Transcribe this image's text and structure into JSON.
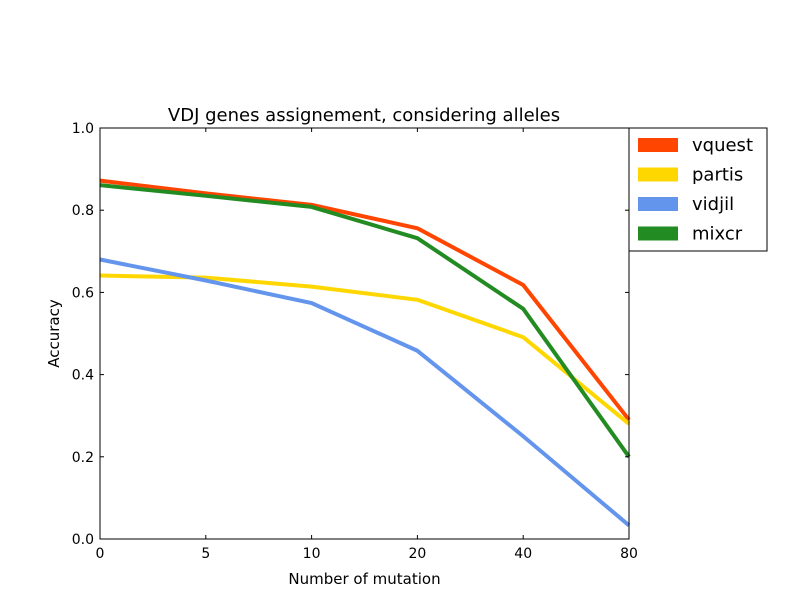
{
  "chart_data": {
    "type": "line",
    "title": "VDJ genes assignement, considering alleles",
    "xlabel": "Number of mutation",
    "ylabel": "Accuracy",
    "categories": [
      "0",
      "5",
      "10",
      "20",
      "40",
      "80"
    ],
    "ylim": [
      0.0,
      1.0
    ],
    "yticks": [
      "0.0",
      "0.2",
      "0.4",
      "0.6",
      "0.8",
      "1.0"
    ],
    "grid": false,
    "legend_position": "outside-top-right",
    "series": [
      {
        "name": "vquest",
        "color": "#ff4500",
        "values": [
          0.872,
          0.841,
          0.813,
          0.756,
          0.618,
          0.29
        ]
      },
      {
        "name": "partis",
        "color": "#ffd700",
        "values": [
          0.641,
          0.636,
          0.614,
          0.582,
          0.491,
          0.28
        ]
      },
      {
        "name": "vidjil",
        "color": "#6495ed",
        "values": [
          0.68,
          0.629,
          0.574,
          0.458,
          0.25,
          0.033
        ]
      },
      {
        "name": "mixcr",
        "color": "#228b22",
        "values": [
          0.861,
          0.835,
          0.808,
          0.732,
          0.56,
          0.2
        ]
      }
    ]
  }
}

+-------+

**Activity:** All lines with the word "name" should be copied from the material above.

**Task solution:**
        "name": "vquest",
        "name": "partis",
        "name": "vidjil",
        "name": "mixcr",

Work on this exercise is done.